◆ **WORK TO COMPLETE**
Go through the listing beneath this task and return every line that carries the string "gaîne".

◆ **MATERIAL TO PROCESS**
===
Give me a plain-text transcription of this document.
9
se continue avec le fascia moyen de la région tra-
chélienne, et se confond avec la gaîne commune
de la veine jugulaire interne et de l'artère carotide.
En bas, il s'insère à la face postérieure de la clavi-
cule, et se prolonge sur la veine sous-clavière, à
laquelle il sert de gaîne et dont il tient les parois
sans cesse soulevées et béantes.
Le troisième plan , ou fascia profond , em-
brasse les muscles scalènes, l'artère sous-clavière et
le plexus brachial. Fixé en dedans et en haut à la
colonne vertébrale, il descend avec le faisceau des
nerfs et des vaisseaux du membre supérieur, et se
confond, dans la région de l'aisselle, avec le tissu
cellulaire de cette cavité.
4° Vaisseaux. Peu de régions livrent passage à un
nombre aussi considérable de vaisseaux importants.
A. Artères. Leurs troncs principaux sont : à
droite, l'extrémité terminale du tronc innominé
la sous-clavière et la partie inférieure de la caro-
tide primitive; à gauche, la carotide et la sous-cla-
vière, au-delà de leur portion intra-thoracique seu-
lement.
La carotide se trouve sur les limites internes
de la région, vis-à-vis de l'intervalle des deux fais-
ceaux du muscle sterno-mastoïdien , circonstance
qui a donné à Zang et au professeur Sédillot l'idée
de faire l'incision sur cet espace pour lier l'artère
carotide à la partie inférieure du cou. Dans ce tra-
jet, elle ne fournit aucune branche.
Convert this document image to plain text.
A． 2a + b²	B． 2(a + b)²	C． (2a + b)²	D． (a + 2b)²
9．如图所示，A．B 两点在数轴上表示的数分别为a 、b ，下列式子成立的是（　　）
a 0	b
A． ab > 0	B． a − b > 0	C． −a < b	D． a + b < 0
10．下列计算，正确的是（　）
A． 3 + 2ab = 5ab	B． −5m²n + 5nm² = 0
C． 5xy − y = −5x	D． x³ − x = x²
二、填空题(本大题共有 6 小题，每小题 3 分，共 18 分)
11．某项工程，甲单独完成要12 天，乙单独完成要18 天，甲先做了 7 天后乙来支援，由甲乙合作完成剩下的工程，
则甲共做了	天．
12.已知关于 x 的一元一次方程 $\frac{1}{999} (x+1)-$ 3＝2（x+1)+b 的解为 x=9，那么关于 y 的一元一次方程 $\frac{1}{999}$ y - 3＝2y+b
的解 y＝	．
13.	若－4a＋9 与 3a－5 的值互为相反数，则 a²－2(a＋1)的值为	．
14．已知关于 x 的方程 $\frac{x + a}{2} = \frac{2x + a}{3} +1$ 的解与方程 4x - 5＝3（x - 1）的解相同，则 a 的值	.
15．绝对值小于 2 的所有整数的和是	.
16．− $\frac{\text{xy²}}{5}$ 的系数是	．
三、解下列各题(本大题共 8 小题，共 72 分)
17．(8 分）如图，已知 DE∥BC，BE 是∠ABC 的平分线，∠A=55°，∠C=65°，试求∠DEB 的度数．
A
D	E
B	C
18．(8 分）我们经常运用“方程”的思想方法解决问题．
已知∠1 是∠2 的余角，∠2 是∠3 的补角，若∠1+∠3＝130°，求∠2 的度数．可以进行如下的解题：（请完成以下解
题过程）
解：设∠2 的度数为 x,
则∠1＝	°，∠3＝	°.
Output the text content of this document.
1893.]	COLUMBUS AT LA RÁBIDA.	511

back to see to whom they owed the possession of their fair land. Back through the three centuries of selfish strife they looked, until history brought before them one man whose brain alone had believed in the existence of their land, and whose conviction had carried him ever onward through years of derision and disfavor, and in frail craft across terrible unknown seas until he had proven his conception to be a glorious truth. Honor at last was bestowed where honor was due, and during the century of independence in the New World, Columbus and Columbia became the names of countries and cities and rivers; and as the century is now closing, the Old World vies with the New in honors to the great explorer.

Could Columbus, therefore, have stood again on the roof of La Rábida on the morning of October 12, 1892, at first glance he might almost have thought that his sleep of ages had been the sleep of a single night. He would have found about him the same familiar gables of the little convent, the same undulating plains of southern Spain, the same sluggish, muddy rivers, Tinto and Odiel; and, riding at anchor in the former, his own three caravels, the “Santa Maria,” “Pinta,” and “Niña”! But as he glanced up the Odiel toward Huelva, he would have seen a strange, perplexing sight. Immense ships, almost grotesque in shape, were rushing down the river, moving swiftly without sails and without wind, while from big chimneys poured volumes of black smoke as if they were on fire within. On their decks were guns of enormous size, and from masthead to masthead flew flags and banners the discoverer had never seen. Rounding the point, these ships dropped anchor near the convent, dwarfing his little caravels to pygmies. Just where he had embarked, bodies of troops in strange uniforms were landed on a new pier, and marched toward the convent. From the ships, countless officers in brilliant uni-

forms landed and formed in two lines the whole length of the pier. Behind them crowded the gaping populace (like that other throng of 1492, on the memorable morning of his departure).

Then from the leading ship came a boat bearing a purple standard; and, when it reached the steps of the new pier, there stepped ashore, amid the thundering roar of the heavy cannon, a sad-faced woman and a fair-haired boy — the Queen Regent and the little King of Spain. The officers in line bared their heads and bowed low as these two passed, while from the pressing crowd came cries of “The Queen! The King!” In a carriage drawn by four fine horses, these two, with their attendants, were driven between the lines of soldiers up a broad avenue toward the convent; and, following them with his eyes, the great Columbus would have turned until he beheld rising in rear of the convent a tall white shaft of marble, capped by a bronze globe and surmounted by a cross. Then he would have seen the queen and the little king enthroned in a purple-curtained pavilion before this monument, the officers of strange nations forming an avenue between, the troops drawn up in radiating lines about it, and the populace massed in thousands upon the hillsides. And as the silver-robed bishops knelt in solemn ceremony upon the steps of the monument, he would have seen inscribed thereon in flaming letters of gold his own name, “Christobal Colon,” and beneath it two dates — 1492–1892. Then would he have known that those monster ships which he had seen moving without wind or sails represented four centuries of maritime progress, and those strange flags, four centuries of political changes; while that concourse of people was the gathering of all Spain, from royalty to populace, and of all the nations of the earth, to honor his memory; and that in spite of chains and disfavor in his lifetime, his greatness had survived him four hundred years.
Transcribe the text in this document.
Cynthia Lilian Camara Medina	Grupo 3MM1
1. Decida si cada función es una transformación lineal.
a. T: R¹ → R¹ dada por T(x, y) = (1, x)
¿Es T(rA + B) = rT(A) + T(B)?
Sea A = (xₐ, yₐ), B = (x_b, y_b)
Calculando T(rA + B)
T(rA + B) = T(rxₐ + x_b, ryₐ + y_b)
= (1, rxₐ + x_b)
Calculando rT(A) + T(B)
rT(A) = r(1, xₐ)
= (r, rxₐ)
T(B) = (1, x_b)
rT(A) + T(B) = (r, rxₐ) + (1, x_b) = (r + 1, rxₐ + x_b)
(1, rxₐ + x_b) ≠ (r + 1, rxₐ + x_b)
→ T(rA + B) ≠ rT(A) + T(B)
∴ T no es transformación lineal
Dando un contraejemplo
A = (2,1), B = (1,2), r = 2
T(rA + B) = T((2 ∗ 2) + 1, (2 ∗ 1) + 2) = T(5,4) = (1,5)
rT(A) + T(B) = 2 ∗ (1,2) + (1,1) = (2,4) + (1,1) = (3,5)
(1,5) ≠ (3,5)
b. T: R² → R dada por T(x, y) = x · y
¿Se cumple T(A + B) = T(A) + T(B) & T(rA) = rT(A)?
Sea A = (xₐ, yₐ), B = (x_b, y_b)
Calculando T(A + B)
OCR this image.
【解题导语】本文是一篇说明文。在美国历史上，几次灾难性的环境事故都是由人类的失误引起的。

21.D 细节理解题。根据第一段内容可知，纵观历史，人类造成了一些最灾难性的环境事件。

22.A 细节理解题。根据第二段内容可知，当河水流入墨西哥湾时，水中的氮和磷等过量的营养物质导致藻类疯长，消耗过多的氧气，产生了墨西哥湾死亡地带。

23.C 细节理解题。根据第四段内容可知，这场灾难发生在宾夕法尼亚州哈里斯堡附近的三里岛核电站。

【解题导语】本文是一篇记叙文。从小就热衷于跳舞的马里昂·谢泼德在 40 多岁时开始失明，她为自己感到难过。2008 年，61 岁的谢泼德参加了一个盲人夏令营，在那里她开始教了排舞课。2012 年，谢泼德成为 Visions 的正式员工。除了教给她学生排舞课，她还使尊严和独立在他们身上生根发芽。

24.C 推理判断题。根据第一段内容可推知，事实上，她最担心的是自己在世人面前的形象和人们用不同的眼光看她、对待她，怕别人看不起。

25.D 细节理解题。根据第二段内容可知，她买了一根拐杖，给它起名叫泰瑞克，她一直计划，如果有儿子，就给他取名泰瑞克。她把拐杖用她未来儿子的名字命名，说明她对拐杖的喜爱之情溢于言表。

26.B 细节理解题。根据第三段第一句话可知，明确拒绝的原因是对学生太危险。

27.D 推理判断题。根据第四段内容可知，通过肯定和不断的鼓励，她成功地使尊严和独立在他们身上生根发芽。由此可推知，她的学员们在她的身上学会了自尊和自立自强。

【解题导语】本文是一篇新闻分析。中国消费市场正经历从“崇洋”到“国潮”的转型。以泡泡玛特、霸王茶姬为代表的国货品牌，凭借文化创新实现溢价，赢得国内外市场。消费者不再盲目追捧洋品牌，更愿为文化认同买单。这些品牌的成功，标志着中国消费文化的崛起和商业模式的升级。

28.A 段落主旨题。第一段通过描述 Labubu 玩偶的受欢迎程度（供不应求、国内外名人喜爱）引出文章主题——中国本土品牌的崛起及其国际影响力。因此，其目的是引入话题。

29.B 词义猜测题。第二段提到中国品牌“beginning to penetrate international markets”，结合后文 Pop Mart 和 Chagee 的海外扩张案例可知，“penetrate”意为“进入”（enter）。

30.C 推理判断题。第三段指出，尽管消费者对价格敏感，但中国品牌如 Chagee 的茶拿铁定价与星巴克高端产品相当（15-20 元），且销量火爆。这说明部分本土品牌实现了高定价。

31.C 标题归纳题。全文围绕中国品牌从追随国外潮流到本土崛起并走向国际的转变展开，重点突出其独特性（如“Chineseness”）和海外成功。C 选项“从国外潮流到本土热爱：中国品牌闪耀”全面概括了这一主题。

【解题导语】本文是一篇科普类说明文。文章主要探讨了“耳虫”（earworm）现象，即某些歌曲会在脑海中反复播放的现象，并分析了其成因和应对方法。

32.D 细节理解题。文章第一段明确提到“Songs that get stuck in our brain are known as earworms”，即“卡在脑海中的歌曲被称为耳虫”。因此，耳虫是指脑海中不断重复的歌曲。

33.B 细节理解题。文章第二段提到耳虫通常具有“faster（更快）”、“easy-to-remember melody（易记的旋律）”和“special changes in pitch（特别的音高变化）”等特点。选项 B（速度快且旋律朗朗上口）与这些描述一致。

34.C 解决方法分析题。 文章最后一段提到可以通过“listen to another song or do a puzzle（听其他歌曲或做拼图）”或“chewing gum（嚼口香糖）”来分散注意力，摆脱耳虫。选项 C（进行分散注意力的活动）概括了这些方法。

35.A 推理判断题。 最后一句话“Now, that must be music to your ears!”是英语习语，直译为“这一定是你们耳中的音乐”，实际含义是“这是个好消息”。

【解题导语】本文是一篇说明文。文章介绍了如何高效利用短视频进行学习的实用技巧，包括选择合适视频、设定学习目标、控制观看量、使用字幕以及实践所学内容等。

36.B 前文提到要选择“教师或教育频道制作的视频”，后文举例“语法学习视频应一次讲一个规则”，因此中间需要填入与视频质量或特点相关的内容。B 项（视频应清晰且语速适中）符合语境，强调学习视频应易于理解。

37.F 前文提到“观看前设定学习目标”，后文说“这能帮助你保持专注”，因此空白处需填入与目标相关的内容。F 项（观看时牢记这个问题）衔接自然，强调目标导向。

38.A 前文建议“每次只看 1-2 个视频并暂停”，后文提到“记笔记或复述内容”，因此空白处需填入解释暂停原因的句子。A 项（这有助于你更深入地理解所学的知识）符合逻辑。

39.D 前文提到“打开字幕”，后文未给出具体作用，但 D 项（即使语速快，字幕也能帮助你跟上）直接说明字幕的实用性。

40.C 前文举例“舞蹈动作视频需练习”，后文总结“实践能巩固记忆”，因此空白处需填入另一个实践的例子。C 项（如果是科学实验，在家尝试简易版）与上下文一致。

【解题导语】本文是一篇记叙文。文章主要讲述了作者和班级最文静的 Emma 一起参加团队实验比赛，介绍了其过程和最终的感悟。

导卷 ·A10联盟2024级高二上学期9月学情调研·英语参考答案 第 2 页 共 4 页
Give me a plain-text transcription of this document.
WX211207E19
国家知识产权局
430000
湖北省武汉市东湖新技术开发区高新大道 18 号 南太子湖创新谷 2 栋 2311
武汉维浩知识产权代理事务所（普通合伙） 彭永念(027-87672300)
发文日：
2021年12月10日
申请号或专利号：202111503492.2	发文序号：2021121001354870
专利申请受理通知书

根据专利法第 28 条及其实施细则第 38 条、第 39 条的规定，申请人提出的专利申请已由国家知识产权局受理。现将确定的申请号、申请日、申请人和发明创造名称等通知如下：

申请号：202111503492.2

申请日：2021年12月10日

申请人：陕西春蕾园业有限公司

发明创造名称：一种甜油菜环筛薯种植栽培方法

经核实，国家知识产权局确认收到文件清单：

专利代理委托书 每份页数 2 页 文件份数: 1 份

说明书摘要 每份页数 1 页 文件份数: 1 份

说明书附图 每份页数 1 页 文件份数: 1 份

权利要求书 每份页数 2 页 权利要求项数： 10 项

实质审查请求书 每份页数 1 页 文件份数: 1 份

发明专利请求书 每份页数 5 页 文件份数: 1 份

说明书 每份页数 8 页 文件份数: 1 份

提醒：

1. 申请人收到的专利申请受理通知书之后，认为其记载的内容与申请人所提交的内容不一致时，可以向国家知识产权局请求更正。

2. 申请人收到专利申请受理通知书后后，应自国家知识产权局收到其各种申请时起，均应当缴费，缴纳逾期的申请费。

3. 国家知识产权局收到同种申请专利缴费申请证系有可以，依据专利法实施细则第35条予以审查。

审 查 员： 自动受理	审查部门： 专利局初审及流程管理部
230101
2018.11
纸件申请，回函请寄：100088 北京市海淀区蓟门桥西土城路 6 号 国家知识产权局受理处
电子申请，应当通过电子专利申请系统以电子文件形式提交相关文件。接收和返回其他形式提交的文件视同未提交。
===
◆ **COMPLETED EXERCISE**
chélienne, et se confond avec la gaîne commune
laquelle il sert de gaîne et dont il tient les parois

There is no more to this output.